> **Written task**:
Lift every line from the entries that includes the word "juil".

---- Extracted data

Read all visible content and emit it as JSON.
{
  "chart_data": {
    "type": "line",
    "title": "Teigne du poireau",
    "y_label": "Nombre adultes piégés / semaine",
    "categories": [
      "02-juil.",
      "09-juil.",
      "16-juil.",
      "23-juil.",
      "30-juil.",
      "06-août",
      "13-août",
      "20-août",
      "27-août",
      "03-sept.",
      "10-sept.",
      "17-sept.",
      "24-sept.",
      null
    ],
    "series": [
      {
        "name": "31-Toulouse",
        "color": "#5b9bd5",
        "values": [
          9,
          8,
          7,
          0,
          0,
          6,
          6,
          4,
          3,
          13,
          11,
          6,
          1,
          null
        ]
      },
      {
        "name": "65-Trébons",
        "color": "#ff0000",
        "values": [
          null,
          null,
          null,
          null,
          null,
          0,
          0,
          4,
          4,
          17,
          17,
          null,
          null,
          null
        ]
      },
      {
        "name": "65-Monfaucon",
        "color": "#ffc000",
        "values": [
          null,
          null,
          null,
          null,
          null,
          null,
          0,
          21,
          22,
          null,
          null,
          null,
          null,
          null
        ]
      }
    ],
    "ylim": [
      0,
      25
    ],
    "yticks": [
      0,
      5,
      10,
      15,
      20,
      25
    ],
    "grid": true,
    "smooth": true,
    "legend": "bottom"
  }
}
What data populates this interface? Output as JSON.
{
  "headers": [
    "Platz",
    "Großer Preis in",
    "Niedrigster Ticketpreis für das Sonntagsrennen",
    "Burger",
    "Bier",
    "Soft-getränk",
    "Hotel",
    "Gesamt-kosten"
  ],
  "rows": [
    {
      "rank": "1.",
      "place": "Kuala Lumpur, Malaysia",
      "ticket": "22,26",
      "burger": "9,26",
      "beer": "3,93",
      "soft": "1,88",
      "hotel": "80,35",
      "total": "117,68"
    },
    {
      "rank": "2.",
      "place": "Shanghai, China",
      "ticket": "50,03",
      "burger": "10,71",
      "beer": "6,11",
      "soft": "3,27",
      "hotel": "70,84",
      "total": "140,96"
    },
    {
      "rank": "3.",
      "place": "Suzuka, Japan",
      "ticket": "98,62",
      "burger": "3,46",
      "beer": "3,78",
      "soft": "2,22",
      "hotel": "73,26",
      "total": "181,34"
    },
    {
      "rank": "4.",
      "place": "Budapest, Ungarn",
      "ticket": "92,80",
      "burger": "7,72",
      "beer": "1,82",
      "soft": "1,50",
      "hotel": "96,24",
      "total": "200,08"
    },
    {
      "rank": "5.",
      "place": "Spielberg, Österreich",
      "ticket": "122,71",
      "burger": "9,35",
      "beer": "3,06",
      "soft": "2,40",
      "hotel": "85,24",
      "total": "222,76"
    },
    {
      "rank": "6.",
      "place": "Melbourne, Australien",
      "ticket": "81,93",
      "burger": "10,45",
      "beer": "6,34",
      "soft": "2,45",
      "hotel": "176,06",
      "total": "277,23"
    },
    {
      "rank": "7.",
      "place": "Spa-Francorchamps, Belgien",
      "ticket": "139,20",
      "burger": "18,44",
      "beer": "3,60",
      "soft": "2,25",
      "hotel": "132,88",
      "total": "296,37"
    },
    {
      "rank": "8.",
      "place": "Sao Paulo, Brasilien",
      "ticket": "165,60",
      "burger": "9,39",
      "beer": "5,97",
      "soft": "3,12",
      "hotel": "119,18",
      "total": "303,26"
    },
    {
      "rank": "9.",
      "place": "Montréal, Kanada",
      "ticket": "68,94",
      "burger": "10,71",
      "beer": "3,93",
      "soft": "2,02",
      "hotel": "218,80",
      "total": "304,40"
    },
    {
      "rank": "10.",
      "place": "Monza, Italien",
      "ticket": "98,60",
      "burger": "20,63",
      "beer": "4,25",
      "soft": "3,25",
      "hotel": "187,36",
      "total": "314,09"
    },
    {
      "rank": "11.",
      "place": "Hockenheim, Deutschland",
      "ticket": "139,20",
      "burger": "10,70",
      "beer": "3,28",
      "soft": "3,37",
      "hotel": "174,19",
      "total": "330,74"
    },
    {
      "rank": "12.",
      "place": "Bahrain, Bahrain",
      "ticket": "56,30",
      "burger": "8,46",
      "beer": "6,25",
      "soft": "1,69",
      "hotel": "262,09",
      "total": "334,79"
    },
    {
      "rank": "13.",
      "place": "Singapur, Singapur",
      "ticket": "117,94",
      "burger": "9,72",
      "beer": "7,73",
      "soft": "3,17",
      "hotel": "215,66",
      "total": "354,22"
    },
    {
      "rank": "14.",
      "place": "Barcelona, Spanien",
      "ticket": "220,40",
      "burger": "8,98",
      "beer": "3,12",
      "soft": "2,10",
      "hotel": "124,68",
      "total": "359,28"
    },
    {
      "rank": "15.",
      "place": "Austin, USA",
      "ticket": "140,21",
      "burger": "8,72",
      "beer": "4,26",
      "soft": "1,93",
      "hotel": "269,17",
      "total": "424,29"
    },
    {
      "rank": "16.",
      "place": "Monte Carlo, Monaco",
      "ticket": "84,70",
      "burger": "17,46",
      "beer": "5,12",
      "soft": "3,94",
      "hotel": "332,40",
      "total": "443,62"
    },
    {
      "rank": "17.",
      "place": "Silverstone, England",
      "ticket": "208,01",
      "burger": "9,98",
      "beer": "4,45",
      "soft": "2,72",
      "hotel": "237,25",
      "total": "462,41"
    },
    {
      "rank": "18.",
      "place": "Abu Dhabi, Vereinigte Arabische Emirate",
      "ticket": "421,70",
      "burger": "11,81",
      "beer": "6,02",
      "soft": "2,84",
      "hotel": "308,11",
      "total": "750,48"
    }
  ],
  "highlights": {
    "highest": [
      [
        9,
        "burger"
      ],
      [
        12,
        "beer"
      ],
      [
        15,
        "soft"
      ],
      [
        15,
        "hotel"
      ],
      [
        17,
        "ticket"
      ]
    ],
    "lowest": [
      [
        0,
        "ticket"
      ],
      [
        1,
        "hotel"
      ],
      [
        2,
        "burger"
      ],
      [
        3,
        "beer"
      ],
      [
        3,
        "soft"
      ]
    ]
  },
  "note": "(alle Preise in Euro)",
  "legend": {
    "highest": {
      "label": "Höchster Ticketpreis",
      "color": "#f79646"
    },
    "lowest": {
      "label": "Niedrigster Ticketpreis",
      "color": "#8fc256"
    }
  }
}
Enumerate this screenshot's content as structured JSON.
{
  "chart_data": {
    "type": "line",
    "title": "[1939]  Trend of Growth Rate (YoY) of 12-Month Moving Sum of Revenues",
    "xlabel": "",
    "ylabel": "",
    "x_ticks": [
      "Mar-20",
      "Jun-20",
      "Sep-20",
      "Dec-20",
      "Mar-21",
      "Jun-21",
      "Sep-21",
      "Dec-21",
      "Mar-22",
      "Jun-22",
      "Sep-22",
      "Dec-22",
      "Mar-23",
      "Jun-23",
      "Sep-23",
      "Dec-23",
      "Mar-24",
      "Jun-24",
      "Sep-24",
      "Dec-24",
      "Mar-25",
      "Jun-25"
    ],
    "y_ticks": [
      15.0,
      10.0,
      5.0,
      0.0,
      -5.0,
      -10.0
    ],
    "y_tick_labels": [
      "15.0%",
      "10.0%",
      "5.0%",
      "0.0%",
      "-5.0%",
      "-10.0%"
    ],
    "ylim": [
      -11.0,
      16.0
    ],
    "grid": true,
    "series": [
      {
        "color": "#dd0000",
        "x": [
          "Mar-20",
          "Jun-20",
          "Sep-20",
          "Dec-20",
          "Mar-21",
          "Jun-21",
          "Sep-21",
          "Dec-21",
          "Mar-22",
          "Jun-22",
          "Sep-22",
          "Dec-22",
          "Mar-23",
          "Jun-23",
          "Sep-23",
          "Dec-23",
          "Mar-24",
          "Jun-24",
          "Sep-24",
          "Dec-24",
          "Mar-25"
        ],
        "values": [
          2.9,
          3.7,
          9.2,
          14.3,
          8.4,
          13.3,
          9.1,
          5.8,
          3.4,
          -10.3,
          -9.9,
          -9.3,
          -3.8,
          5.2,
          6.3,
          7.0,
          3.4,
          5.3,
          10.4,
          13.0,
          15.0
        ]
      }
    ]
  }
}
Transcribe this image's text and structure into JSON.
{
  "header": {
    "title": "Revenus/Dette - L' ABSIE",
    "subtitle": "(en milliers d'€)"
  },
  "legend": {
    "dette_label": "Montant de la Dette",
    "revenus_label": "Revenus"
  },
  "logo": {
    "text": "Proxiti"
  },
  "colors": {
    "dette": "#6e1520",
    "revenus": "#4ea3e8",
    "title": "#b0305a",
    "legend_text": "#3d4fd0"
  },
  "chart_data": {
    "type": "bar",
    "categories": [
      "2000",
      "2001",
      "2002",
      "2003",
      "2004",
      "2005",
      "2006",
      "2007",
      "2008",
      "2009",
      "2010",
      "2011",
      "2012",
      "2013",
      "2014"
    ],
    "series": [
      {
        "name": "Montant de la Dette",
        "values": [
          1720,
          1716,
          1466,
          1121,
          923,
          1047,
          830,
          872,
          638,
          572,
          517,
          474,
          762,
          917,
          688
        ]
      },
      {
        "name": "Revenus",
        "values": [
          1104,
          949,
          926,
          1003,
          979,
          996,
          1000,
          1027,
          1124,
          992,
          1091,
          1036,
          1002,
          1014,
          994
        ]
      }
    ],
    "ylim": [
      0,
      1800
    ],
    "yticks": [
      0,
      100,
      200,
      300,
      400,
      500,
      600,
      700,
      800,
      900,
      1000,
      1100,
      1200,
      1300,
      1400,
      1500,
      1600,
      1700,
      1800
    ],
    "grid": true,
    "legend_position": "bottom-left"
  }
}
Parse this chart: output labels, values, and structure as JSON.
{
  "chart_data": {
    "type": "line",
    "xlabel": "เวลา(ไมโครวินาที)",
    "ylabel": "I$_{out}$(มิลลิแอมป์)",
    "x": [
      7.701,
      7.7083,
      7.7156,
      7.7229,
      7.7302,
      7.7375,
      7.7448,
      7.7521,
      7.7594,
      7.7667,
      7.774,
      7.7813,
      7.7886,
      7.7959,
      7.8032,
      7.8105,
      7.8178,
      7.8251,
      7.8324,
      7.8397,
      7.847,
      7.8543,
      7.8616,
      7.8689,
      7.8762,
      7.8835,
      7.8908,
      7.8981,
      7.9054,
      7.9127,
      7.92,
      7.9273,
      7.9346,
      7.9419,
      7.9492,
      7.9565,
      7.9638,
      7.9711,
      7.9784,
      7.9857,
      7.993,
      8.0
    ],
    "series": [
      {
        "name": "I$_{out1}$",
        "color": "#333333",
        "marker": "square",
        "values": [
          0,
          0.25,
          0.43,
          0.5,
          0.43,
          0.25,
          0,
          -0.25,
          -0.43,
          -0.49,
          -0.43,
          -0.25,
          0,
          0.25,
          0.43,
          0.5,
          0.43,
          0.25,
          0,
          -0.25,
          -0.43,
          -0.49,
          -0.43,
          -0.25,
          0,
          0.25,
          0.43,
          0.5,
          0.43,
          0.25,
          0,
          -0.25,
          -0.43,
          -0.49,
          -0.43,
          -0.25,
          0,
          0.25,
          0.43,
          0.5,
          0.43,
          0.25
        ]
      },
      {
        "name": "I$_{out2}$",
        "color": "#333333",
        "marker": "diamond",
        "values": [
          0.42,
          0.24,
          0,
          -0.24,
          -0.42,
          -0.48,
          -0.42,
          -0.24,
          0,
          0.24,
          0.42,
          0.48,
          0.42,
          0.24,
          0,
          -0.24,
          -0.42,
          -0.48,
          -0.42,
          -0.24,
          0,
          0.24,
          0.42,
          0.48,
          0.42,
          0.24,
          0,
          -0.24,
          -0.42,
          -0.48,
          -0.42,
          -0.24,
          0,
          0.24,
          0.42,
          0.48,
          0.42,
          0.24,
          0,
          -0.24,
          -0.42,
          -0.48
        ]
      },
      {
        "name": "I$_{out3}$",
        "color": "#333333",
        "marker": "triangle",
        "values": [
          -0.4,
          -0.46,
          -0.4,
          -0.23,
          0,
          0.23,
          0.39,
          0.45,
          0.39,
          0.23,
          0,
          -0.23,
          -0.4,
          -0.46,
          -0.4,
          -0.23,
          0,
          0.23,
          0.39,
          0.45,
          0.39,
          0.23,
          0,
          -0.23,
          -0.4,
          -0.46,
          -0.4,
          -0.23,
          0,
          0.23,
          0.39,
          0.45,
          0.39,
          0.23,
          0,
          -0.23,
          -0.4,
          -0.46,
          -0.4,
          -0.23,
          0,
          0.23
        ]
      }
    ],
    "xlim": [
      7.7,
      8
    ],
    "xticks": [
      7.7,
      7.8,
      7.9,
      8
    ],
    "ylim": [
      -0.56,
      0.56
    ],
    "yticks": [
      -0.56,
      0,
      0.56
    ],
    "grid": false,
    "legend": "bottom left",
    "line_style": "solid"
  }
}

--------

> **Solution for this exercise**:
      "02-juil.",
      "09-juil.",
      "16-juil.",
      "23-juil.",
      "30-juil.",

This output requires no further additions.